**WORK TO DO**
Search the records for the word "Delta" and report each line that has it.
----
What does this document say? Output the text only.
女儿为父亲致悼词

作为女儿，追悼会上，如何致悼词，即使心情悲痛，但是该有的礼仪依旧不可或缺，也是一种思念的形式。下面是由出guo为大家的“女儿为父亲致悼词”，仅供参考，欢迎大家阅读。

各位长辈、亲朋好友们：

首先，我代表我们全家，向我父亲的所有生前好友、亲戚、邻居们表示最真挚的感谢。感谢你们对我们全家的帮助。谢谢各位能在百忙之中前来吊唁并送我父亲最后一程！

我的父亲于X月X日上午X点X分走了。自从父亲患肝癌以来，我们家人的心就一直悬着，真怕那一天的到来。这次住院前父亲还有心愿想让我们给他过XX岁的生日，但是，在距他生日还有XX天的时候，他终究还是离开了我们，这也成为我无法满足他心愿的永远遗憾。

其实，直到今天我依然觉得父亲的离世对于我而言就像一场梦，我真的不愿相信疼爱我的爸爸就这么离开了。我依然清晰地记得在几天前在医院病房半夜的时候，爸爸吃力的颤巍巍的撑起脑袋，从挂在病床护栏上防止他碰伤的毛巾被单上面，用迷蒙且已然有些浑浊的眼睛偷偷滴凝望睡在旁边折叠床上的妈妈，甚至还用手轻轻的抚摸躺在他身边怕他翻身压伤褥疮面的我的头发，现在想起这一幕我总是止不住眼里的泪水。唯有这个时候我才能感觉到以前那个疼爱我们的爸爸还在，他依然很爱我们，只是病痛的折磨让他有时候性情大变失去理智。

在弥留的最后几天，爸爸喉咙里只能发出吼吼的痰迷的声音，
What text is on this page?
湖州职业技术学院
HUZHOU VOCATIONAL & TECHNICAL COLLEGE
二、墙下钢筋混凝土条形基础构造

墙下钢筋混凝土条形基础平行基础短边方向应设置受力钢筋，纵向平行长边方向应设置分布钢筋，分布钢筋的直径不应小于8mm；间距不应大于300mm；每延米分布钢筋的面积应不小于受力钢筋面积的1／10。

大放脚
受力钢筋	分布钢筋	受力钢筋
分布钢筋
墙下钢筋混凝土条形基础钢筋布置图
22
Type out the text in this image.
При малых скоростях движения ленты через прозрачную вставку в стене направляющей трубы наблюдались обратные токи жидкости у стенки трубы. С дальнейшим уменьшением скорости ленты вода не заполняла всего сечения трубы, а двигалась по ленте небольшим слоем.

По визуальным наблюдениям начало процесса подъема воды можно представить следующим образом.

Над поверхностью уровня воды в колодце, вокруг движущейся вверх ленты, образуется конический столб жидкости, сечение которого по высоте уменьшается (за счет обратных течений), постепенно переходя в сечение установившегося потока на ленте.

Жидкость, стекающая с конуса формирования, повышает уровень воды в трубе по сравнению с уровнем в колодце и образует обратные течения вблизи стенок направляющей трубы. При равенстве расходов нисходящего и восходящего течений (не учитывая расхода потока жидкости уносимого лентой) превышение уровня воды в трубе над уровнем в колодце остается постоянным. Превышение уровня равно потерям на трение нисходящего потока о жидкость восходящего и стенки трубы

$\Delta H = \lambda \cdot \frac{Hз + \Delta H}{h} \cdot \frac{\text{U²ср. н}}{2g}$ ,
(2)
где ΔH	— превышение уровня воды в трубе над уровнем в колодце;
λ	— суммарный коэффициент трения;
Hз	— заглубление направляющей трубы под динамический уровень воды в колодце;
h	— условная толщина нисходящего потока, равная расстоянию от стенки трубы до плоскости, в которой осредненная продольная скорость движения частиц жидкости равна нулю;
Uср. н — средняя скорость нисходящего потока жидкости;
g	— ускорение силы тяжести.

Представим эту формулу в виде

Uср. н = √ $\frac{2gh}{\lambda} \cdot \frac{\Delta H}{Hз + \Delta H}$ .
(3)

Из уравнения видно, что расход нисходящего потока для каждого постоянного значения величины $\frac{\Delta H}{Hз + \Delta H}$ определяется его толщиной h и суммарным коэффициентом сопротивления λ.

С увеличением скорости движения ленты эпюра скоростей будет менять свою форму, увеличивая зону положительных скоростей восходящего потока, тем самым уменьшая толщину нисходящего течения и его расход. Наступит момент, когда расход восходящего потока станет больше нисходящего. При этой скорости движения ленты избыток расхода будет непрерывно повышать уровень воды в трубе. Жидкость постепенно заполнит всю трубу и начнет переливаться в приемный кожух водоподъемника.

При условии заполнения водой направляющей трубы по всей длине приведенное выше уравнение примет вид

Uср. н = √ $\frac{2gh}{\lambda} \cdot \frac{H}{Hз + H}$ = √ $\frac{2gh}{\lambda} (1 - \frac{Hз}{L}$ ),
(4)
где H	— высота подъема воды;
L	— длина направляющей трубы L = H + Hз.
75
----
**WRITTEN RESPONSE**
$\Delta H = \lambda \cdot \frac{Hз + \Delta H}{h} \cdot \frac{\text{U²ср. н}}{2g}$ ,
Uср. н = √ $\frac{2gh}{\lambda} \cdot \frac{\Delta H}{Hз + \Delta H}$ .
Из уравнения видно, что расход нисходящего потока для каждого постоянного значения величины $\frac{\Delta H}{Hз + \Delta H}$ определяется его толщиной h и суммарным коэффициентом сопротивления λ.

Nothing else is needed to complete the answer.